[Dataset items]
◇ ◇ ◇

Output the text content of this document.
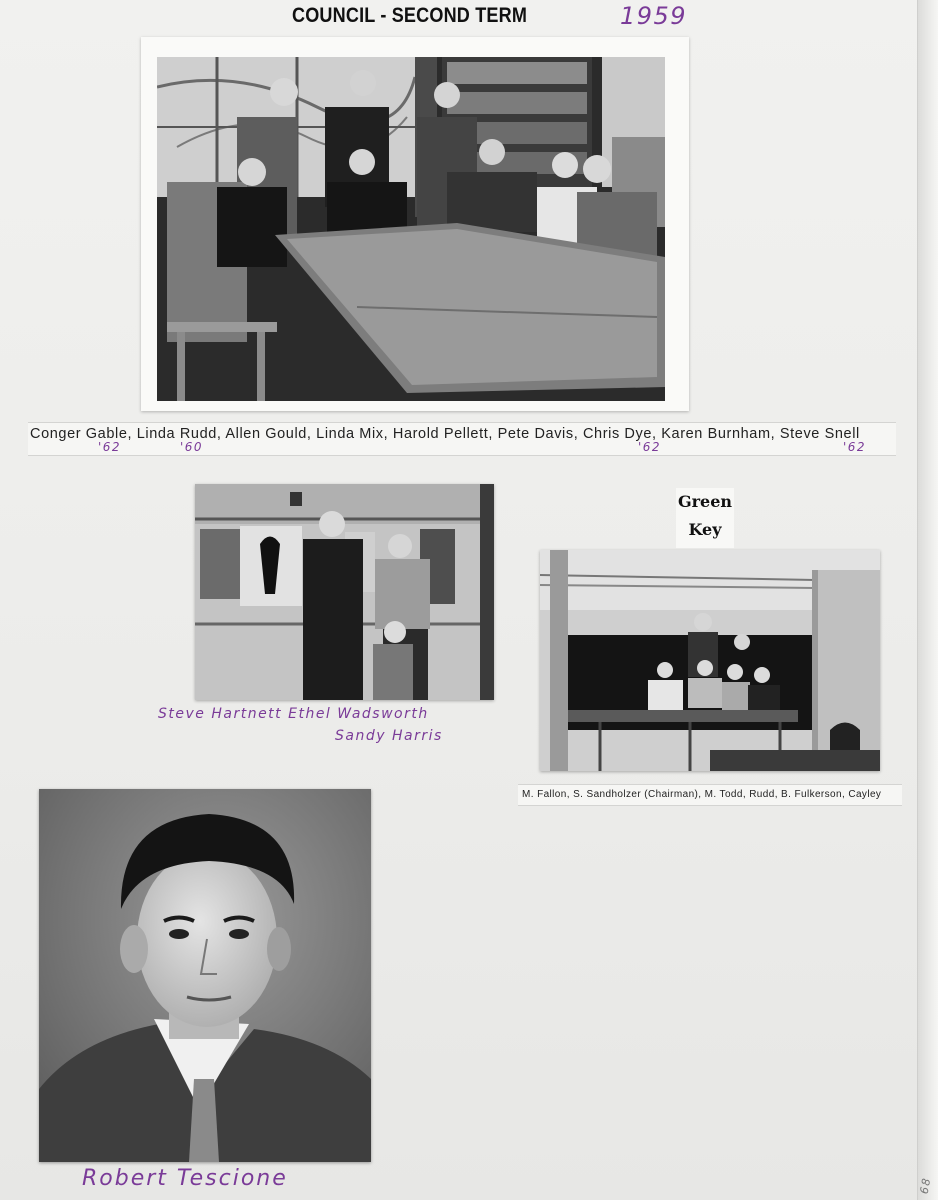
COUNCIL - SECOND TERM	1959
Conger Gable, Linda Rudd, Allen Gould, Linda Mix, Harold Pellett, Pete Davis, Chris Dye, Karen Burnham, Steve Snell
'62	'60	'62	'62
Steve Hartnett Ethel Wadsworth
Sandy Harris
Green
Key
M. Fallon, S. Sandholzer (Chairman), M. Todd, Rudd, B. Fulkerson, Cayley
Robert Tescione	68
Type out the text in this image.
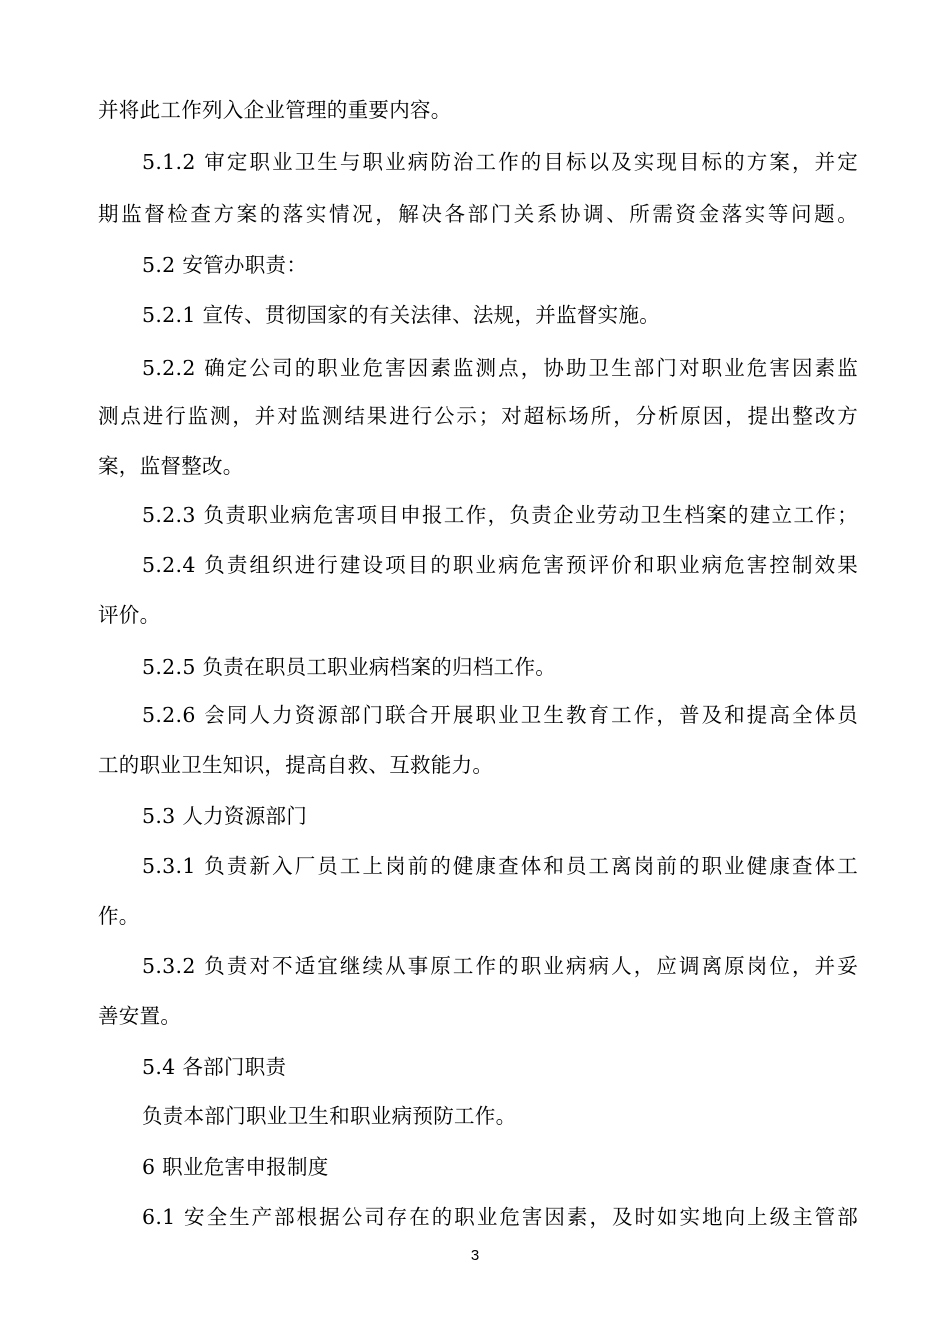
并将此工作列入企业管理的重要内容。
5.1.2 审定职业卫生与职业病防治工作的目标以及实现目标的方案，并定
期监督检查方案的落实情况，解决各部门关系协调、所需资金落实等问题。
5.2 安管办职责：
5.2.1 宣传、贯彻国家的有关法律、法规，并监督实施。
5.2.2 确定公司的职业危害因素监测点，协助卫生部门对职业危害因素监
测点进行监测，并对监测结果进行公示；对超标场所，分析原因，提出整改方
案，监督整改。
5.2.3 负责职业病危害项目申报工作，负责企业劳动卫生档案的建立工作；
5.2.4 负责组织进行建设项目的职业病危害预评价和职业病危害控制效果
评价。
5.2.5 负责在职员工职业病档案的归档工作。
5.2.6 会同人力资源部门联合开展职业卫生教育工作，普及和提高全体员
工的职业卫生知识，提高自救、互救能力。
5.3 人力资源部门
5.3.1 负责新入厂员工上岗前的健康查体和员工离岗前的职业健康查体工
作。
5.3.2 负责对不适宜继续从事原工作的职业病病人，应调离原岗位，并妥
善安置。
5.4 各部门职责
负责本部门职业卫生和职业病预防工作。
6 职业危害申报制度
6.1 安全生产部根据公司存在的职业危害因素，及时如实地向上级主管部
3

◇ ◇ ◇

- **To do**:
Pull out all lines from the entries above that include the word "this".

- **Written solution**:
Output the text content of this document.
Type out the text in this image.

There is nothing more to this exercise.